> **Exercise**:
Only the pictures are left out: repeat the rest of the entries exactly.
***** Records for processing
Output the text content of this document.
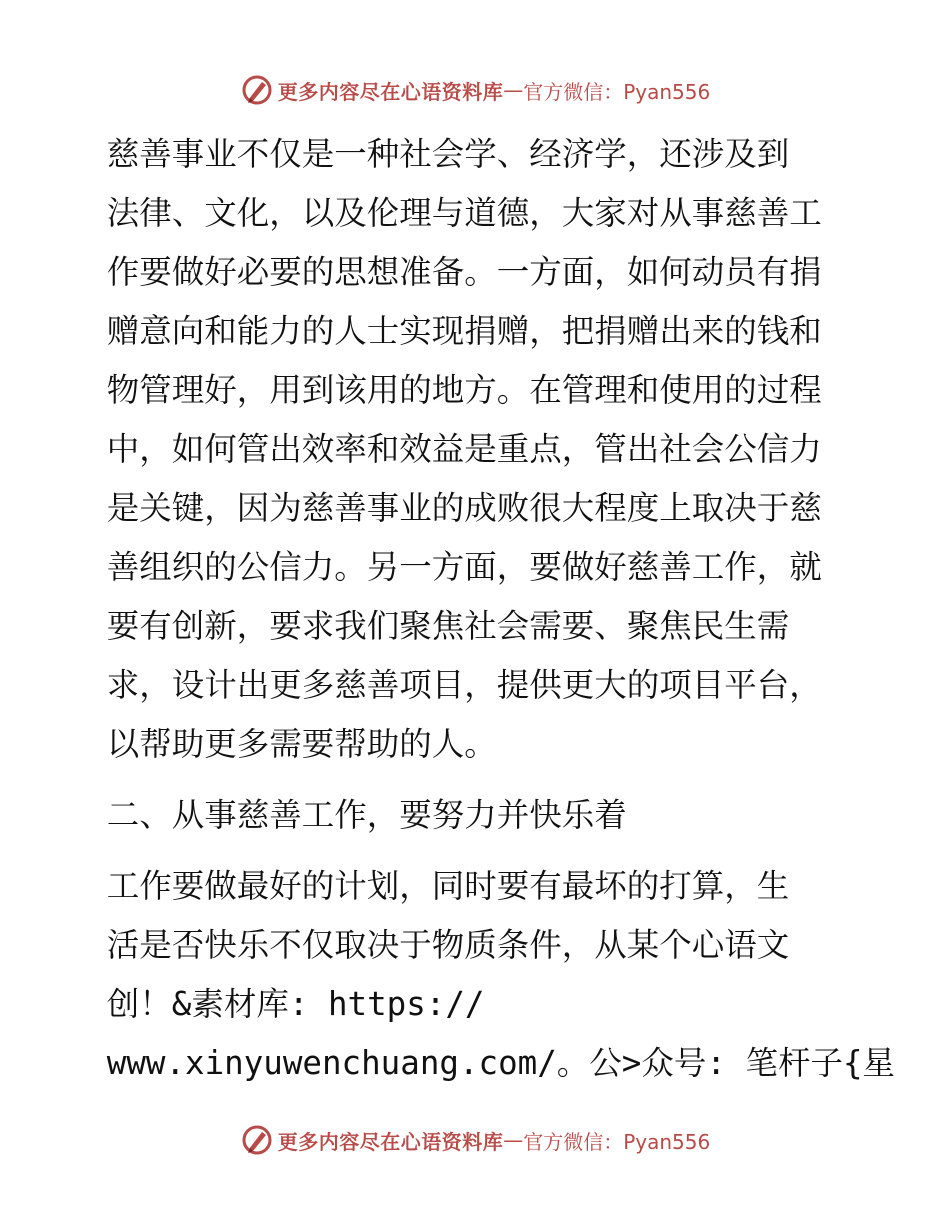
更多内容尽在心语资料库 — 官方微信：Pyan556

慈善事业不仅是一种社会学、经济学，还涉及到
法律、文化，以及伦理与道德，大家对从事慈善工
作要做好必要的思想准备。一方面，如何动员有捐
赠意向和能力的人士实现捐赠，把捐赠出来的钱和
物管理好，用到该用的地方。在管理和使用的过程
中，如何管出效率和效益是重点，管出社会公信力
是关键，因为慈善事业的成败很大程度上取决于慈
善组织的公信力。另一方面，要做好慈善工作，就
要有创新，要求我们聚焦社会需要、聚焦民生需
求，设计出更多慈善项目，提供更大的项目平台，
以帮助更多需要帮助的人。

二、从事慈善工作，要努力并快乐着

工作要做最好的计划，同时要有最坏的打算，生
活是否快乐不仅取决于物质条件，从某个心语文
创！&素材库: https://
www.xinyuwenchuang.com/。公>众号: 笔杆子{星

更多内容尽在心语资料库 — 官方微信：Pyan556
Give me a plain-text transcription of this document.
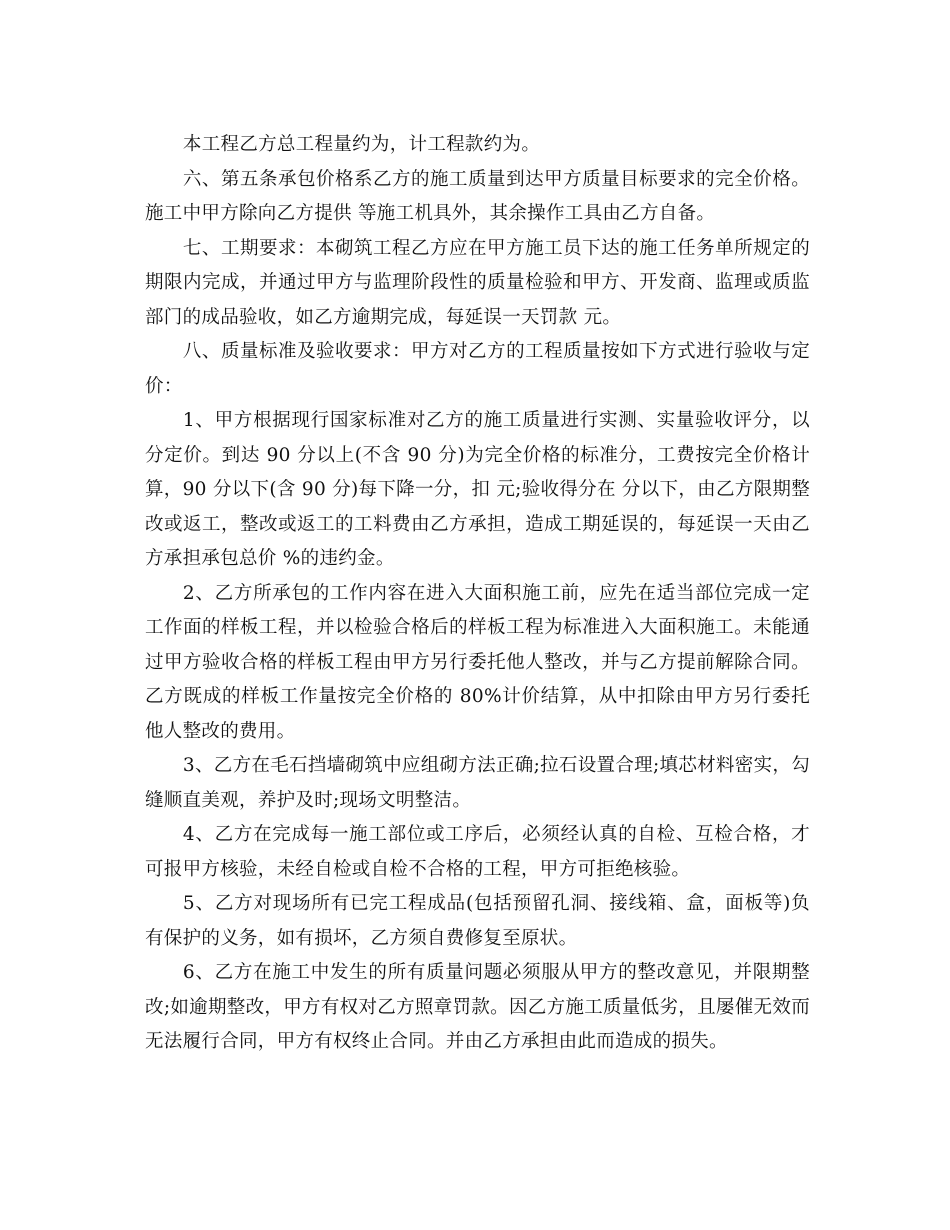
本工程乙方总工程量约为，计工程款约为。

六、第五条承包价格系乙方的施工质量到达甲方质量目标要求的完全价格。施工中甲方除向乙方提供 等施工机具外，其余操作工具由乙方自备。

七、工期要求：本砌筑工程乙方应在甲方施工员下达的施工任务单所规定的期限内完成，并通过甲方与监理阶段性的质量检验和甲方、开发商、监理或质监部门的成品验收，如乙方逾期完成，每延误一天罚款 元。

八、质量标准及验收要求：甲方对乙方的工程质量按如下方式进行验收与定价：

1、甲方根据现行国家标准对乙方的施工质量进行实测、实量验收评分，以分定价。到达 90 分以上(不含 90 分)为完全价格的标准分，工费按完全价格计算，90 分以下(含 90 分)每下降一分，扣 元;验收得分在 分以下，由乙方限期整改或返工，整改或返工的工料费由乙方承担，造成工期延误的，每延误一天由乙方承担承包总价 %的违约金。

2、乙方所承包的工作内容在进入大面积施工前，应先在适当部位完成一定工作面的样板工程，并以检验合格后的样板工程为标准进入大面积施工。未能通过甲方验收合格的样板工程由甲方另行委托他人整改，并与乙方提前解除合同。乙方既成的样板工作量按完全价格的 80%计价结算，从中扣除由甲方另行委托他人整改的费用。

3、乙方在毛石挡墙砌筑中应组砌方法正确;拉石设置合理;填芯材料密实，勾缝顺直美观，养护及时;现场文明整洁。

4、乙方在完成每一施工部位或工序后，必须经认真的自检、互检合格，才可报甲方核验，未经自检或自检不合格的工程，甲方可拒绝核验。

5、乙方对现场所有已完工程成品(包括预留孔洞、接线箱、盒，面板等)负有保护的义务，如有损坏，乙方须自费修复至原状。

6、乙方在施工中发生的所有质量问题必须服从甲方的整改意见，并限期整改;如逾期整改，甲方有权对乙方照章罚款。因乙方施工质量低劣，且屡催无效而无法履行合同，甲方有权终止合同。并由乙方承担由此而造成的损失。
**********
> **Correct answer**:
Output the text content of this document.
更多内容尽在心语资料库 — 官方微信：Pyan556

慈善事业不仅是一种社会学、经济学，还涉及到
法律、文化，以及伦理与道德，大家对从事慈善工
作要做好必要的思想准备。一方面，如何动员有捐
赠意向和能力的人士实现捐赠，把捐赠出来的钱和
物管理好，用到该用的地方。在管理和使用的过程
中，如何管出效率和效益是重点，管出社会公信力
是关键，因为慈善事业的成败很大程度上取决于慈
善组织的公信力。另一方面，要做好慈善工作，就
要有创新，要求我们聚焦社会需要、聚焦民生需
求，设计出更多慈善项目，提供更大的项目平台，
以帮助更多需要帮助的人。

二、从事慈善工作，要努力并快乐着

工作要做最好的计划，同时要有最坏的打算，生
活是否快乐不仅取决于物质条件，从某个心语文
创！&素材库: https://
www.xinyuwenchuang.com/。公>众号: 笔杆子{星

更多内容尽在心语资料库 — 官方微信：Pyan556
Give me a plain-text transcription of this document.
本工程乙方总工程量约为，计工程款约为。

六、第五条承包价格系乙方的施工质量到达甲方质量目标要求的完全价格。施工中甲方除向乙方提供 等施工机具外，其余操作工具由乙方自备。

七、工期要求：本砌筑工程乙方应在甲方施工员下达的施工任务单所规定的期限内完成，并通过甲方与监理阶段性的质量检验和甲方、开发商、监理或质监部门的成品验收，如乙方逾期完成，每延误一天罚款 元。

八、质量标准及验收要求：甲方对乙方的工程质量按如下方式进行验收与定价：

1、甲方根据现行国家标准对乙方的施工质量进行实测、实量验收评分，以分定价。到达 90 分以上(不含 90 分)为完全价格的标准分，工费按完全价格计算，90 分以下(含 90 分)每下降一分，扣 元;验收得分在 分以下，由乙方限期整改或返工，整改或返工的工料费由乙方承担，造成工期延误的，每延误一天由乙方承担承包总价 %的违约金。

2、乙方所承包的工作内容在进入大面积施工前，应先在适当部位完成一定工作面的样板工程，并以检验合格后的样板工程为标准进入大面积施工。未能通过甲方验收合格的样板工程由甲方另行委托他人整改，并与乙方提前解除合同。乙方既成的样板工作量按完全价格的 80%计价结算，从中扣除由甲方另行委托他人整改的费用。

3、乙方在毛石挡墙砌筑中应组砌方法正确;拉石设置合理;填芯材料密实，勾缝顺直美观，养护及时;现场文明整洁。

4、乙方在完成每一施工部位或工序后，必须经认真的自检、互检合格，才可报甲方核验，未经自检或自检不合格的工程，甲方可拒绝核验。

5、乙方对现场所有已完工程成品(包括预留孔洞、接线箱、盒，面板等)负有保护的义务，如有损坏，乙方须自费修复至原状。

6、乙方在施工中发生的所有质量问题必须服从甲方的整改意见，并限期整改;如逾期整改，甲方有权对乙方照章罚款。因乙方施工质量低劣，且屡催无效而无法履行合同，甲方有权终止合同。并由乙方承担由此而造成的损失。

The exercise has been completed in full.